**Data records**
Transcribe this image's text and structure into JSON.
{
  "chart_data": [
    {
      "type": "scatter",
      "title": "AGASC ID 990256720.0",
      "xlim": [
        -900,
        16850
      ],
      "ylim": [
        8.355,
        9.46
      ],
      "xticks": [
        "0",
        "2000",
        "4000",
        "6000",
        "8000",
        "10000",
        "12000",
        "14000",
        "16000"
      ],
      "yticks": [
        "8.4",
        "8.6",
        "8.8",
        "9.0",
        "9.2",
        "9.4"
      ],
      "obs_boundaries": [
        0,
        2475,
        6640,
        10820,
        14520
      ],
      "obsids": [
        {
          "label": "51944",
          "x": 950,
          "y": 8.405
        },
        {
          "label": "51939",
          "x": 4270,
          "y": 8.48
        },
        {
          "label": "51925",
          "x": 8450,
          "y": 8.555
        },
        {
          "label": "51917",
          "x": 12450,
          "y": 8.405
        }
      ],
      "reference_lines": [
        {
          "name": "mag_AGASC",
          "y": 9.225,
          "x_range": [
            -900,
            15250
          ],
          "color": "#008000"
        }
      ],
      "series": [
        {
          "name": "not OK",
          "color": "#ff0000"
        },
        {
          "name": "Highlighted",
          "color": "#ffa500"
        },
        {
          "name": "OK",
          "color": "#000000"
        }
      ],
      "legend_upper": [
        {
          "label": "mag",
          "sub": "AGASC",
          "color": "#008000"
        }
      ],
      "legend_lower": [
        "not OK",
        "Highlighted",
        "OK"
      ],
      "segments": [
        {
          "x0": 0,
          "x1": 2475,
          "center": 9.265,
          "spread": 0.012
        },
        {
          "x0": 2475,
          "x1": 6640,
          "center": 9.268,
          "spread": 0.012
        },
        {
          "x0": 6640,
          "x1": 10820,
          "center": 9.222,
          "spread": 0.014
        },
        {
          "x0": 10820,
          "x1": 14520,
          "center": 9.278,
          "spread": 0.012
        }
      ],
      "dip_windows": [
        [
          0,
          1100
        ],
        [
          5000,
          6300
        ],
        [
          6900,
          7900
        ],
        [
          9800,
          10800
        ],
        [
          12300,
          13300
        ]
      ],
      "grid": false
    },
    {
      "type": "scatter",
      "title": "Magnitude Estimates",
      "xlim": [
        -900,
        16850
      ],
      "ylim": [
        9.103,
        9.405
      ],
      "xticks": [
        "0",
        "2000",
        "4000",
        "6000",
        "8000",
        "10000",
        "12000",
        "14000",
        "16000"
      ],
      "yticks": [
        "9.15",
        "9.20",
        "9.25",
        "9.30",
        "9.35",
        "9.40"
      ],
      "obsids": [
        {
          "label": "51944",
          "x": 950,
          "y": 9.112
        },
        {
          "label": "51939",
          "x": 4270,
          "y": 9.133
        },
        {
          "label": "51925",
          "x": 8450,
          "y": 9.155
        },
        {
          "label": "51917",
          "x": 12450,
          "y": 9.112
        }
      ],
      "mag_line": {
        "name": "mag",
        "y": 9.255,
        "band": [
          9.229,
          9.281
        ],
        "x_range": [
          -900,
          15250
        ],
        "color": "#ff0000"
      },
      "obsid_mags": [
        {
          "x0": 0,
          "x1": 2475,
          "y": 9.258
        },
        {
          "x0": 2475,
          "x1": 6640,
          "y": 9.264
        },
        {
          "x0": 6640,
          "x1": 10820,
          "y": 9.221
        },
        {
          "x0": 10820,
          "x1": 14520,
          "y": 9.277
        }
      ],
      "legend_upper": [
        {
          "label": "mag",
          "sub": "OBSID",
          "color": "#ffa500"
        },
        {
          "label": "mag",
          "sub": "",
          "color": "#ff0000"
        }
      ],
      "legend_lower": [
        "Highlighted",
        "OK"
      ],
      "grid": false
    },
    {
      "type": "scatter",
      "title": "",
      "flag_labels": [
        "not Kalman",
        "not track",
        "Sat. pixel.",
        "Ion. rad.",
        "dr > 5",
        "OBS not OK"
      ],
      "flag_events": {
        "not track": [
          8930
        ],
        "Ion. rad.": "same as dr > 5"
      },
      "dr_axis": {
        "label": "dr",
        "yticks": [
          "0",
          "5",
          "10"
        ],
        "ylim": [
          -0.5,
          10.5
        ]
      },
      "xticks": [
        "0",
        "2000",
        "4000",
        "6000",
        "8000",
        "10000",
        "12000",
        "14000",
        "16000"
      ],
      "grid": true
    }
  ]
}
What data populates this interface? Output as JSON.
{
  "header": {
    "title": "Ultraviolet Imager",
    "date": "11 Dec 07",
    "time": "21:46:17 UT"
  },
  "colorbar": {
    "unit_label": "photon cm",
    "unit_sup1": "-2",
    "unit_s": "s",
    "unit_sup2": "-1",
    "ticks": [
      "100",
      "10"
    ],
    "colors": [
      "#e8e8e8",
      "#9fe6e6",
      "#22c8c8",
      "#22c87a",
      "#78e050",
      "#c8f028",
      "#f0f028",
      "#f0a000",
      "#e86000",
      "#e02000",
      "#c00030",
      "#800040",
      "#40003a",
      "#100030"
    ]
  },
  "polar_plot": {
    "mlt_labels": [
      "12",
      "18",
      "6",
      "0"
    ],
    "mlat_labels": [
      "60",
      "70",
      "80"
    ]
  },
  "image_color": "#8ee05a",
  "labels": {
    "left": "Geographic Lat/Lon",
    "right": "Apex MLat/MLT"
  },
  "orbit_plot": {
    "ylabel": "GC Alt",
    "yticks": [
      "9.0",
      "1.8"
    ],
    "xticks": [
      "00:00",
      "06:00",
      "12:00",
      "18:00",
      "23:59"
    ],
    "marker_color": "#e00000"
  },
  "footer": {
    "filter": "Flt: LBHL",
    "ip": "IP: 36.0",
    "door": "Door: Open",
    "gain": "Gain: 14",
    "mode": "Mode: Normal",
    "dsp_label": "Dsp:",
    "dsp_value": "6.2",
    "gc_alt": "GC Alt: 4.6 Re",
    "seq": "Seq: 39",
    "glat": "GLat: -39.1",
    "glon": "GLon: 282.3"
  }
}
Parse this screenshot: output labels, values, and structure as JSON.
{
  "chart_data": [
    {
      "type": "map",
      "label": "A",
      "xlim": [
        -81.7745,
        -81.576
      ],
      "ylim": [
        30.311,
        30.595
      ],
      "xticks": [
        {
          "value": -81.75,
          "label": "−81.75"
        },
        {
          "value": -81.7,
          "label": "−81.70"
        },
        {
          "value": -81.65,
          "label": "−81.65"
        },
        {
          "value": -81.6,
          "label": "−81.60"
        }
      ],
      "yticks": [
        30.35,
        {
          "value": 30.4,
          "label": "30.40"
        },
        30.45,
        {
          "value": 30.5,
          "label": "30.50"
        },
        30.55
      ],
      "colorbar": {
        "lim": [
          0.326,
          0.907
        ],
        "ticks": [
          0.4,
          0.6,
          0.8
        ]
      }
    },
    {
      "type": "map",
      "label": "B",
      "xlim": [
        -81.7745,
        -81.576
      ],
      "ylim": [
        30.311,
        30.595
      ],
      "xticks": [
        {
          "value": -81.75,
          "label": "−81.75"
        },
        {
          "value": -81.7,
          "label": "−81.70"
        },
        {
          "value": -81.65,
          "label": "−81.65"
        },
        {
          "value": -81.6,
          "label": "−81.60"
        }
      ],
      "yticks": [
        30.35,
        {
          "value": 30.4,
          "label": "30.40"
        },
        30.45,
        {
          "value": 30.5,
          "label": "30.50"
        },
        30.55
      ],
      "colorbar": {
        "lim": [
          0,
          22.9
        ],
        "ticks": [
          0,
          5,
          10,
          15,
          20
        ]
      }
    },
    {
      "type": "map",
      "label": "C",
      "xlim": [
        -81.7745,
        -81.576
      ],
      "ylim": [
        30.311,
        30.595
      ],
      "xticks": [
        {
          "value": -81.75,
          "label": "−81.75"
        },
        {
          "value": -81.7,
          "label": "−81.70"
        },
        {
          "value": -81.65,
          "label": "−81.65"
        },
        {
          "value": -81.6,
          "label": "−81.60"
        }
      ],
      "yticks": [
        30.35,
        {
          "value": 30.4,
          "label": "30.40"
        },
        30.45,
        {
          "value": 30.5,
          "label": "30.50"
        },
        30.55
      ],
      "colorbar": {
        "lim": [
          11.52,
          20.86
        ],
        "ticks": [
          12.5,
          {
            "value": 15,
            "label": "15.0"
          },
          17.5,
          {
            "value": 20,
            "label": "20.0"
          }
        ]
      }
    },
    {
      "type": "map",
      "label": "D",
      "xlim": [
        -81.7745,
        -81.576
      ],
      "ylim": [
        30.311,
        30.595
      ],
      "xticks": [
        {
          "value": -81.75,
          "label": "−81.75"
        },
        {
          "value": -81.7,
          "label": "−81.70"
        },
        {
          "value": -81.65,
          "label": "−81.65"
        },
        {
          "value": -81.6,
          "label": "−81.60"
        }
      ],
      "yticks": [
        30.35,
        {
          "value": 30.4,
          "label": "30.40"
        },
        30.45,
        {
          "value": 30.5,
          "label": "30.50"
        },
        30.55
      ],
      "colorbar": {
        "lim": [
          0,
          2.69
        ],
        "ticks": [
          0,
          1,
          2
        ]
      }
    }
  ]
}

**Given problem**
In the entries above, locate every line with the word "center" and copy it.

**Written answer**
          "center": 9.265,
          "center": 9.268,
          "center": 9.222,
          "center": 9.278,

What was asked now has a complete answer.